▶ WHAT TO WORK ON
Exclude all pictures, then copy each of the records exactly as written.

▶ STORED ROWS
• • • •

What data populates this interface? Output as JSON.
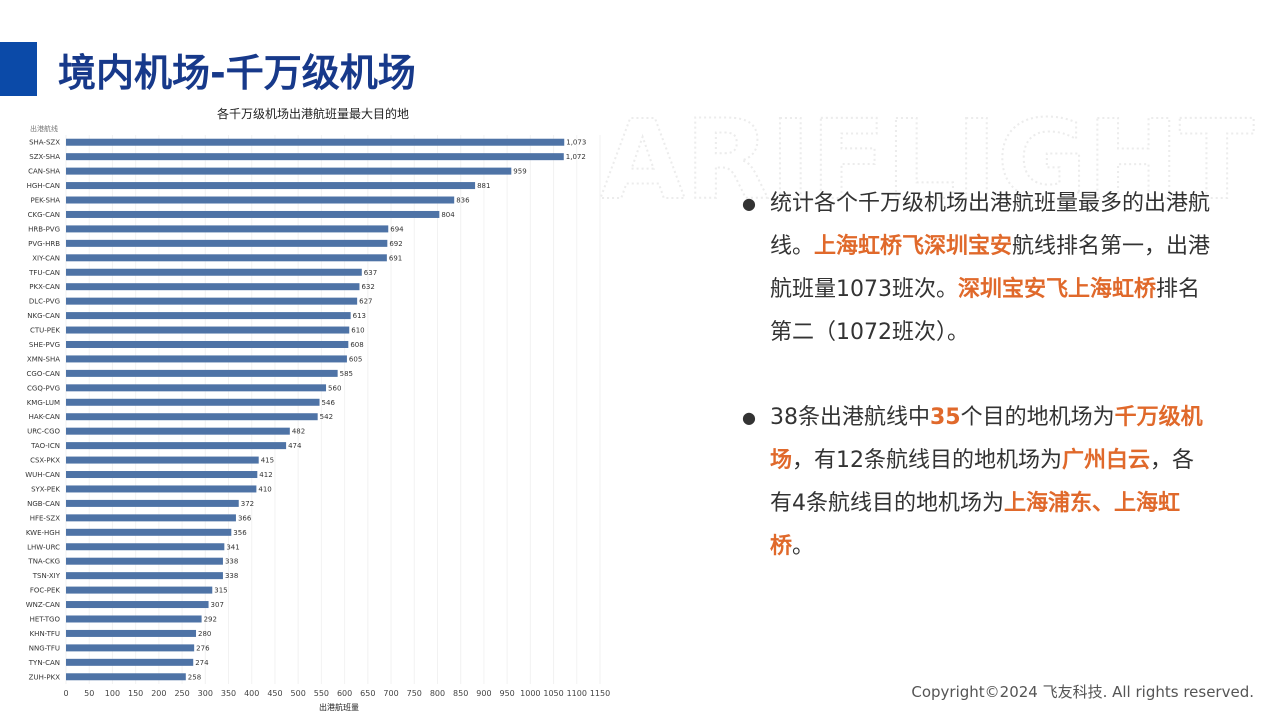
{
  "slide_title": "境内机场-千万级机场",
  "watermark": "ARIFLIGHT",
  "bullets": [
    {
      "segments": [
        {
          "text": "统计各个千万级机场出港航班量最多的出港航线。"
        },
        {
          "text": "上海虹桥飞深圳宝安",
          "color": "#e0692b"
        },
        {
          "text": "航线排名第一，出港航班量1073班次。"
        },
        {
          "text": "深圳宝安飞上海虹桥",
          "color": "#e0692b"
        },
        {
          "text": "排名第二（1072班次）。"
        }
      ]
    },
    {
      "segments": [
        {
          "text": "38条出港航线中"
        },
        {
          "text": "35",
          "color": "#e0692b"
        },
        {
          "text": "个目的地机场为"
        },
        {
          "text": "千万级机场",
          "color": "#e0692b"
        },
        {
          "text": "，有12条航线目的地机场为"
        },
        {
          "text": "广州白云",
          "color": "#e0692b"
        },
        {
          "text": "，各有4条航线目的地机场为"
        },
        {
          "text": "上海浦东、上海虹桥",
          "color": "#e0692b"
        },
        {
          "text": "。"
        }
      ]
    }
  ],
  "footer": "Copyright©2024 飞友科技. All rights reserved.",
  "chart_data": {
    "type": "hbar",
    "title": "各千万级机场出港航班量最大目的地",
    "y_label": "出港航线",
    "x_label": "出港航班量",
    "color": "#4e73a6",
    "grid": true,
    "categories": [
      "SHA-SZX",
      "SZX-SHA",
      "CAN-SHA",
      "HGH-CAN",
      "PEK-SHA",
      "CKG-CAN",
      "HRB-PVG",
      "PVG-HRB",
      "XIY-CAN",
      "TFU-CAN",
      "PKX-CAN",
      "DLC-PVG",
      "NKG-CAN",
      "CTU-PEK",
      "SHE-PVG",
      "XMN-SHA",
      "CGO-CAN",
      "CGQ-PVG",
      "KMG-LUM",
      "HAK-CAN",
      "URC-CGO",
      "TAO-ICN",
      "CSX-PKX",
      "WUH-CAN",
      "SYX-PEK",
      "NGB-CAN",
      "HFE-SZX",
      "KWE-HGH",
      "LHW-URC",
      "TNA-CKG",
      "TSN-XIY",
      "FOC-PEK",
      "WNZ-CAN",
      "HET-TGO",
      "KHN-TFU",
      "NNG-TFU",
      "TYN-CAN",
      "ZUH-PKX"
    ],
    "values": [
      1073,
      1072,
      959,
      881,
      836,
      804,
      694,
      692,
      691,
      637,
      632,
      627,
      613,
      610,
      608,
      605,
      585,
      560,
      546,
      542,
      482,
      474,
      415,
      412,
      410,
      372,
      366,
      356,
      341,
      338,
      338,
      315,
      307,
      292,
      280,
      276,
      274,
      258
    ],
    "value_labels": [
      "1,073",
      "1,072",
      "959",
      "881",
      "836",
      "804",
      "694",
      "692",
      "691",
      "637",
      "632",
      "627",
      "613",
      "610",
      "608",
      "605",
      "585",
      "560",
      "546",
      "542",
      "482",
      "474",
      "415",
      "412",
      "410",
      "372",
      "366",
      "356",
      "341",
      "338",
      "338",
      "315",
      "307",
      "292",
      "280",
      "276",
      "274",
      "258"
    ],
    "xlim": [
      0,
      1150
    ],
    "xticks": [
      0,
      50,
      100,
      150,
      200,
      250,
      300,
      350,
      400,
      450,
      500,
      550,
      600,
      650,
      700,
      750,
      800,
      850,
      900,
      950,
      1000,
      1050,
      1100,
      1150
    ]
  }
}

• • • •

▶ OUTPUT FOR THIS TASK
What data populates this interface? Output as JSON.
{
  "slide_title": "境内机场-千万级机场",
  "watermark": "ARIFLIGHT",
  "bullets": [
    {
      "segments": [
        {
          "text": "统计各个千万级机场出港航班量最多的出港航线。"
        },
        {
          "text": "上海虹桥飞深圳宝安",
          "color": "#e0692b"
        },
        {
          "text": "航线排名第一，出港航班量1073班次。"
        },
        {
          "text": "深圳宝安飞上海虹桥",
          "color": "#e0692b"
        },
        {
          "text": "排名第二（1072班次）。"
        }
      ]
    },
    {
      "segments": [
        {
          "text": "38条出港航线中"
        },
        {
          "text": "35",
          "color": "#e0692b"
        },
        {
          "text": "个目的地机场为"
        },
        {
          "text": "千万级机场",
          "color": "#e0692b"
        },
        {
          "text": "，有12条航线目的地机场为"
        },
        {
          "text": "广州白云",
          "color": "#e0692b"
        },
        {
          "text": "，各有4条航线目的地机场为"
        },
        {
          "text": "上海浦东、上海虹桥",
          "color": "#e0692b"
        },
        {
          "text": "。"
        }
      ]
    }
  ],
  "footer": "Copyright©2024 飞友科技. All rights reserved.",
  "chart_data": {
    "type": "hbar",
    "title": "各千万级机场出港航班量最大目的地",
    "y_label": "出港航线",
    "x_label": "出港航班量",
    "color": "#4e73a6",
    "grid": true,
    "categories": [
      "SHA-SZX",
      "SZX-SHA",
      "CAN-SHA",
      "HGH-CAN",
      "PEK-SHA",
      "CKG-CAN",
      "HRB-PVG",
      "PVG-HRB",
      "XIY-CAN",
      "TFU-CAN",
      "PKX-CAN",
      "DLC-PVG",
      "NKG-CAN",
      "CTU-PEK",
      "SHE-PVG",
      "XMN-SHA",
      "CGO-CAN",
      "CGQ-PVG",
      "KMG-LUM",
      "HAK-CAN",
      "URC-CGO",
      "TAO-ICN",
      "CSX-PKX",
      "WUH-CAN",
      "SYX-PEK",
      "NGB-CAN",
      "HFE-SZX",
      "KWE-HGH",
      "LHW-URC",
      "TNA-CKG",
      "TSN-XIY",
      "FOC-PEK",
      "WNZ-CAN",
      "HET-TGO",
      "KHN-TFU",
      "NNG-TFU",
      "TYN-CAN",
      "ZUH-PKX"
    ],
    "values": [
      1073,
      1072,
      959,
      881,
      836,
      804,
      694,
      692,
      691,
      637,
      632,
      627,
      613,
      610,
      608,
      605,
      585,
      560,
      546,
      542,
      482,
      474,
      415,
      412,
      410,
      372,
      366,
      356,
      341,
      338,
      338,
      315,
      307,
      292,
      280,
      276,
      274,
      258
    ],
    "value_labels": [
      "1,073",
      "1,072",
      "959",
      "881",
      "836",
      "804",
      "694",
      "692",
      "691",
      "637",
      "632",
      "627",
      "613",
      "610",
      "608",
      "605",
      "585",
      "560",
      "546",
      "542",
      "482",
      "474",
      "415",
      "412",
      "410",
      "372",
      "366",
      "356",
      "341",
      "338",
      "338",
      "315",
      "307",
      "292",
      "280",
      "276",
      "274",
      "258"
    ],
    "xlim": [
      0,
      1150
    ],
    "xticks": [
      0,
      50,
      100,
      150,
      200,
      250,
      300,
      350,
      400,
      450,
      500,
      550,
      600,
      650,
      700,
      750,
      800,
      850,
      900,
      950,
      1000,
      1050,
      1100,
      1150
    ]
  }
}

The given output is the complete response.